--- start PROVIDED ENTRIES ---

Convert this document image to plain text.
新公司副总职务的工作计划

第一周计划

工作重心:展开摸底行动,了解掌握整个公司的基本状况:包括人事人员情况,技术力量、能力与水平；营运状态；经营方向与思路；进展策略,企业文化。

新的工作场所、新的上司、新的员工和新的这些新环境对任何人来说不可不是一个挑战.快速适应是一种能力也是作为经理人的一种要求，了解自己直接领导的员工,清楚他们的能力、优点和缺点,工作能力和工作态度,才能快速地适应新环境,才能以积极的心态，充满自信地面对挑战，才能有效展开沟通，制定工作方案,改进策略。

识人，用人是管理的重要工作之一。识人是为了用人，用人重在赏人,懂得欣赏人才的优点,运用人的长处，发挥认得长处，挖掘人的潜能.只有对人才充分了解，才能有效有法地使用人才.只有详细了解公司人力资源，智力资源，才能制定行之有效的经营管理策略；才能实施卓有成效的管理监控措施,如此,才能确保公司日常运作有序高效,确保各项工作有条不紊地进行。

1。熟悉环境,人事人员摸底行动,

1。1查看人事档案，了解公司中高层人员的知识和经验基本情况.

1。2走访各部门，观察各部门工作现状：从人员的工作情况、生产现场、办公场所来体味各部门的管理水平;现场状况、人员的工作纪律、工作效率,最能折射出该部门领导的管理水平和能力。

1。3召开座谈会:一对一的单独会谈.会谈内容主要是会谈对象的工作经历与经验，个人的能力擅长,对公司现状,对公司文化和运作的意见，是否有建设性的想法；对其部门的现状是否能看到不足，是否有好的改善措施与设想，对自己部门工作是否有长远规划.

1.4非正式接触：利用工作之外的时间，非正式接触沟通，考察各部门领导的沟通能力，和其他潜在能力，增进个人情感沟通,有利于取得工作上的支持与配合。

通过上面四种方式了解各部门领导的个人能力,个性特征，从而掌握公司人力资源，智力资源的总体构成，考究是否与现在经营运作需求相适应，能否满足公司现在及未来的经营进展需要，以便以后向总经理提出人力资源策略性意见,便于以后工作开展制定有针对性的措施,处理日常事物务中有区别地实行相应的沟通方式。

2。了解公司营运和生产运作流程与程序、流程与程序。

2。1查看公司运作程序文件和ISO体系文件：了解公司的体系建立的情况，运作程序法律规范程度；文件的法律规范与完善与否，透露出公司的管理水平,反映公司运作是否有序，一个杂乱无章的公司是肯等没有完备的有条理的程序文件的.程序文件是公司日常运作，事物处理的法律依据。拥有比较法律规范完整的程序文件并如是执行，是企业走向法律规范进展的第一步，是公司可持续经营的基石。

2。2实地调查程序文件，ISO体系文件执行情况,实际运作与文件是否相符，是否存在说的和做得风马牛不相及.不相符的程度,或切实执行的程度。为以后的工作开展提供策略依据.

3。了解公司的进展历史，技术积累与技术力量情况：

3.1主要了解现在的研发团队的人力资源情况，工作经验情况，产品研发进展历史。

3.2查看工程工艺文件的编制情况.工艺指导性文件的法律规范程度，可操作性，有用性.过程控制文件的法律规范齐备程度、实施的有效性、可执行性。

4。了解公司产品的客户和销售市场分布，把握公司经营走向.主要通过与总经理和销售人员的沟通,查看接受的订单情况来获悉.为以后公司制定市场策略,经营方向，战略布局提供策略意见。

--- end PROVIDED ENTRIES ---
--- start PROVIDED ENTRIES ---

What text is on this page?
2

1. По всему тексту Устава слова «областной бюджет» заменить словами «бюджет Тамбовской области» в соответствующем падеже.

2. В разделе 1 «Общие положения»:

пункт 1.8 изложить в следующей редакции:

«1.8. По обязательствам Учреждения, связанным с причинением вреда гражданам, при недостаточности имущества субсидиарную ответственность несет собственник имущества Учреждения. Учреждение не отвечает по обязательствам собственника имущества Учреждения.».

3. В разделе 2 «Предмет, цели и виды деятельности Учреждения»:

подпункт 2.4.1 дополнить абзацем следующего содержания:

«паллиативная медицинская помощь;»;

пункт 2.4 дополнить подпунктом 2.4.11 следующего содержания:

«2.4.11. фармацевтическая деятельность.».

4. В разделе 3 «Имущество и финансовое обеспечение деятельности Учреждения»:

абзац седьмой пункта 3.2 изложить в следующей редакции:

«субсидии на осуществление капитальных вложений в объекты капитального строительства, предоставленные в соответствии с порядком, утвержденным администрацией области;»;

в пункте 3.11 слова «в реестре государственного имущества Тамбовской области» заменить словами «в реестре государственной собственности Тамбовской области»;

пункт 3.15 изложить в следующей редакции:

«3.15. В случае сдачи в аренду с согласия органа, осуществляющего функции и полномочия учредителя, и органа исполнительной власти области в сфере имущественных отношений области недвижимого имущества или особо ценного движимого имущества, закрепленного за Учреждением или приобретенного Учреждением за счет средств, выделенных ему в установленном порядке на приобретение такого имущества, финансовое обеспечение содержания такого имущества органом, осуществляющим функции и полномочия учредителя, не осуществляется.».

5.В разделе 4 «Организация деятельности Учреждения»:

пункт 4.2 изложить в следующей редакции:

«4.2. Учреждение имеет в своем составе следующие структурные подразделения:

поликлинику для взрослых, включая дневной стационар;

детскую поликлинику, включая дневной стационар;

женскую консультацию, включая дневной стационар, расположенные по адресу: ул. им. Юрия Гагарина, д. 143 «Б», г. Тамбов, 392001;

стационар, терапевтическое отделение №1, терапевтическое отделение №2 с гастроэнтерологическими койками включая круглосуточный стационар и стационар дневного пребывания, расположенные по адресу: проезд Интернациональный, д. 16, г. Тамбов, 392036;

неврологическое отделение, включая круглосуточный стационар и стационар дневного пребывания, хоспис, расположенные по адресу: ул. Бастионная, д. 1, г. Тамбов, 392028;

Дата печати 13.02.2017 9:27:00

--- end PROVIDED ENTRIES ---

WORK INSTRUCTIONS:
Gather all lines with the string "содержания" from the data.

CORRECT OUTPUT:
подпункт 2.4.1 дополнить абзацем следующего содержания:
пункт 2.4 дополнить подпунктом 2.4.11 следующего содержания:
«3.15. В случае сдачи в аренду с согласия органа, осуществляющего функции и полномочия учредителя, и органа исполнительной власти области в сфере имущественных отношений области недвижимого имущества или особо ценного движимого имущества, закрепленного за Учреждением или приобретенного Учреждением за счет средств, выделенных ему в установленном порядке на приобретение такого имущества, финансовое обеспечение содержания такого имущества органом, осуществляющим функции и полномочия учредителя, не осуществляется.».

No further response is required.